— Task objective —
Your answer should be a single number: how many lines in the data below hold the string "JSON".

[Start Extracted information]

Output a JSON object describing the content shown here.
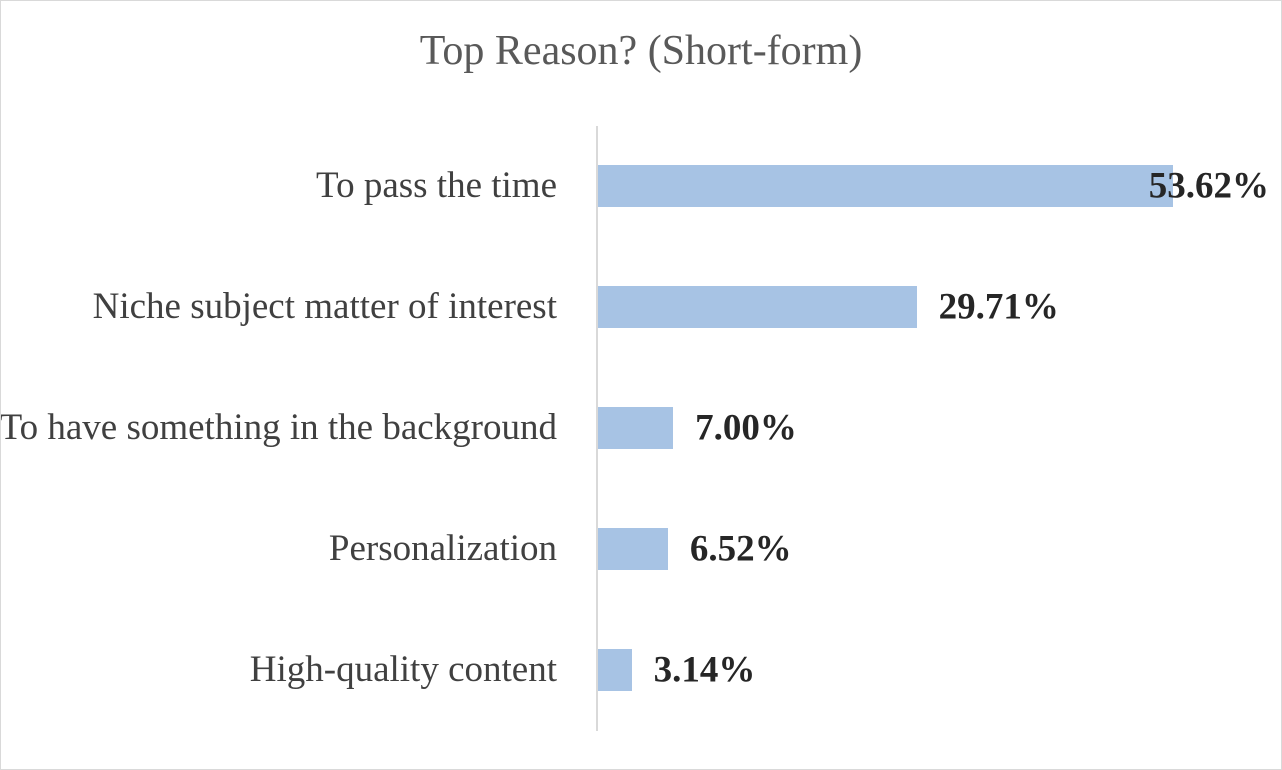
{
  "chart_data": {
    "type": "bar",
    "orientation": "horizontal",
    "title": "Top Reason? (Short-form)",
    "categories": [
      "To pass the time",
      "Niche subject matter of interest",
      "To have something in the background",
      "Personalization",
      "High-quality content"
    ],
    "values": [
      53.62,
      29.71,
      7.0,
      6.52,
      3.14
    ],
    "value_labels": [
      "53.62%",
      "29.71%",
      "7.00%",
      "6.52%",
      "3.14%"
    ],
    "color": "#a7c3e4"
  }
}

[End Extracted information]
[Start Extracted information]

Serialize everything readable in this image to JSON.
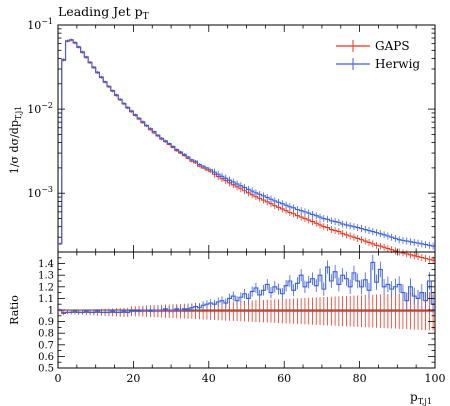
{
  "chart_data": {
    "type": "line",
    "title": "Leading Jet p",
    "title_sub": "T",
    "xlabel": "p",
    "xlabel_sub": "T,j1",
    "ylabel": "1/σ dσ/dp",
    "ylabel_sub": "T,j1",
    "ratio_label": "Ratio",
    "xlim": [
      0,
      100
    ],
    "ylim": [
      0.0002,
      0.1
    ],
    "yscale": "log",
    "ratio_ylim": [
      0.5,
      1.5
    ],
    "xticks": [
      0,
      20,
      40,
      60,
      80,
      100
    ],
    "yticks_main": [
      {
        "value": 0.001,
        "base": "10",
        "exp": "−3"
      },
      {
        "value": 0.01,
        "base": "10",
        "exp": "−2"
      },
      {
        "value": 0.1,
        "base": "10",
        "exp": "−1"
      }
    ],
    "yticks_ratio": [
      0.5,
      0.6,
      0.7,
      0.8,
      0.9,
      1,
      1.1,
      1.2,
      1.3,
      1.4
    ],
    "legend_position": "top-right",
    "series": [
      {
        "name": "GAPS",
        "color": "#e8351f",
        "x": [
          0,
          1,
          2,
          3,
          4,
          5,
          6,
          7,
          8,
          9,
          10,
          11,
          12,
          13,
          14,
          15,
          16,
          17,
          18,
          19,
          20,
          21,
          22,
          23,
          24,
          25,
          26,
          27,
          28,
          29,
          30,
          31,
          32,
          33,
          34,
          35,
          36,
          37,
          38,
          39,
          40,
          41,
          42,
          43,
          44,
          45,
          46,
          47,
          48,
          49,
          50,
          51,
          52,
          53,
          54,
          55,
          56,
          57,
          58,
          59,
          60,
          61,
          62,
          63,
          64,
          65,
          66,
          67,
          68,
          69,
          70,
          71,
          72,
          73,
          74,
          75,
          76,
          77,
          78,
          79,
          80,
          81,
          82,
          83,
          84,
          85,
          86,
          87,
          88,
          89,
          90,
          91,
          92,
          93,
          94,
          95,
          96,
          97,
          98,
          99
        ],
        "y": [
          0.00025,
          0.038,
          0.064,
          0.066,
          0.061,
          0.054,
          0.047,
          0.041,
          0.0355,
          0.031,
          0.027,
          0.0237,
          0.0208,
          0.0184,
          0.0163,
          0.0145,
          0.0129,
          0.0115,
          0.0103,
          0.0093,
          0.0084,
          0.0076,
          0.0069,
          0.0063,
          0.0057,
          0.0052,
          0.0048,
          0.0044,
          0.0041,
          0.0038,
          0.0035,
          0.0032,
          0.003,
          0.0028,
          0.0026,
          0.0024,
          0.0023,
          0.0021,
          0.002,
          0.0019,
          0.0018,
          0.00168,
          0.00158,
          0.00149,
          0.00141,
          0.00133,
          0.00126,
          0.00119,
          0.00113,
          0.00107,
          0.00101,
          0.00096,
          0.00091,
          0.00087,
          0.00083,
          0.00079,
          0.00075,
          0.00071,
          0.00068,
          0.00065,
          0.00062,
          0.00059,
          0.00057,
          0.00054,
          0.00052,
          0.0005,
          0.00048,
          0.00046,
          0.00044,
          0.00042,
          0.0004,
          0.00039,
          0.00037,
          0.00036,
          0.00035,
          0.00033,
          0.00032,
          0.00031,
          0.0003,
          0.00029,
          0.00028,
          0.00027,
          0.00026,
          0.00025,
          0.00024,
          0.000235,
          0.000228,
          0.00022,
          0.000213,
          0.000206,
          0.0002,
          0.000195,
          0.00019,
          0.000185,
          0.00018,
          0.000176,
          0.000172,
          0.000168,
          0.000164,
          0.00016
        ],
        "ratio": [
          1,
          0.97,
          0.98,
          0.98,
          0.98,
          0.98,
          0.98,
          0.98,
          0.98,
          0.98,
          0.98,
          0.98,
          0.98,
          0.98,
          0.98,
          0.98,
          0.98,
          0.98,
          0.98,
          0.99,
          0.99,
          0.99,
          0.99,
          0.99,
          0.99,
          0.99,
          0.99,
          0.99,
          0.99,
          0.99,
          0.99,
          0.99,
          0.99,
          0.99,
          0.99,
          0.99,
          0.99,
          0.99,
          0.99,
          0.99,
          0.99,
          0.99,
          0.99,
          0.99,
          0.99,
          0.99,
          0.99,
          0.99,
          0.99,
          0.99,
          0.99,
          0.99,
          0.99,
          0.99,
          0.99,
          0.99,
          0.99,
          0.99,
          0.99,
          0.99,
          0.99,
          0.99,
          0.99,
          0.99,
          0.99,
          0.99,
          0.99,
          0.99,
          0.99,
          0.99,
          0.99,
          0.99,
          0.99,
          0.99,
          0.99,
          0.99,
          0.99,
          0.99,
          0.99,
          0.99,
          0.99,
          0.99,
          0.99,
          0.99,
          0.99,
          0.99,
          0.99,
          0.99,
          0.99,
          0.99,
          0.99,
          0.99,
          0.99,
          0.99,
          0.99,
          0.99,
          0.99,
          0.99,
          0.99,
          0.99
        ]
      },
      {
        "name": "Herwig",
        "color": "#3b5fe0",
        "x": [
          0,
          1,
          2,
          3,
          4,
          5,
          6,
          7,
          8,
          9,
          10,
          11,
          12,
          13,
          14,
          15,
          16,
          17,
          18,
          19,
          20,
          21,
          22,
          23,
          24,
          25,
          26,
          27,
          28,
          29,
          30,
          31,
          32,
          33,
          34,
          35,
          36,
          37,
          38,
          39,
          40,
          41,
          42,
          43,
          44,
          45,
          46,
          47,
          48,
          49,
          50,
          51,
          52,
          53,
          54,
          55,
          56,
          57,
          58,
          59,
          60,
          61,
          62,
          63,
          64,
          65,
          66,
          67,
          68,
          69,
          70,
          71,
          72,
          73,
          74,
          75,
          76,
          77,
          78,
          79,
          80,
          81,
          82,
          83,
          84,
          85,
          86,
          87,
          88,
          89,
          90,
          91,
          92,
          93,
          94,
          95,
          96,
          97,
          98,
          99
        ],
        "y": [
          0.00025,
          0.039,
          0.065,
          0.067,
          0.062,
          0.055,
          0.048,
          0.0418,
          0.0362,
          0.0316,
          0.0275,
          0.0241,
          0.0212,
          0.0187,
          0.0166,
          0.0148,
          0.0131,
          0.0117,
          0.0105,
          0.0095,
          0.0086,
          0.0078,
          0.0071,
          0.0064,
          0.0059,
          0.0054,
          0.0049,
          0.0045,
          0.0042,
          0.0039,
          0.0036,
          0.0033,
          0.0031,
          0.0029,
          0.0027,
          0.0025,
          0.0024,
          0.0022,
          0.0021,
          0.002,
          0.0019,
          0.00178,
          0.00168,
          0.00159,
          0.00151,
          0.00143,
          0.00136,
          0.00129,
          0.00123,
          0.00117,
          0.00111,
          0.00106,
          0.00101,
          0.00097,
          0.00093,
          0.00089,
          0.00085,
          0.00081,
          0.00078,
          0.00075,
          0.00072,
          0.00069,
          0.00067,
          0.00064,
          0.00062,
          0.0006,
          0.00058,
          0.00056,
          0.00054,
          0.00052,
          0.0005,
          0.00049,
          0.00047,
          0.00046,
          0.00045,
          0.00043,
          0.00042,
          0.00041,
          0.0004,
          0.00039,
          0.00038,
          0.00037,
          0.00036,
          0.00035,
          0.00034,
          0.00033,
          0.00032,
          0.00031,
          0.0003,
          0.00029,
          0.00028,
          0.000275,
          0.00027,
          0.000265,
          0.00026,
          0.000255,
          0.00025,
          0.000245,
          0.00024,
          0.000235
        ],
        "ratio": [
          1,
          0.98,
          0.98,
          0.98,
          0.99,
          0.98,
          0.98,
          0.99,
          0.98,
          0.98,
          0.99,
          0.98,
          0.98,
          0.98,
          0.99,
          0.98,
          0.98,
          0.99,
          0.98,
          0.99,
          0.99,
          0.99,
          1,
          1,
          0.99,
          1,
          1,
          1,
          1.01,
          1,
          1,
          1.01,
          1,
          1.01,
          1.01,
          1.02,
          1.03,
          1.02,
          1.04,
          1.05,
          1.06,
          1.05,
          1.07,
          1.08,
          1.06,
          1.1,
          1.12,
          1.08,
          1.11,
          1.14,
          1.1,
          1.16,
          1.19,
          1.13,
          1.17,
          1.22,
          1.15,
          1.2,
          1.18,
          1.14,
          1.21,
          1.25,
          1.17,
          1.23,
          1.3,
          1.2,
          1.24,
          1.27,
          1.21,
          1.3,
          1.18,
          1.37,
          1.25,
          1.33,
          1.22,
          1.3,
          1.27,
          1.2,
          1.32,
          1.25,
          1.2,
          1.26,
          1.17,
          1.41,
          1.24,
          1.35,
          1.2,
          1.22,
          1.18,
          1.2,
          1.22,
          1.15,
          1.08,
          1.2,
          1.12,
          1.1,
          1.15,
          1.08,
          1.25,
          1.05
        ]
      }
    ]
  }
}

[End Extracted information]

— Finished exercise —
2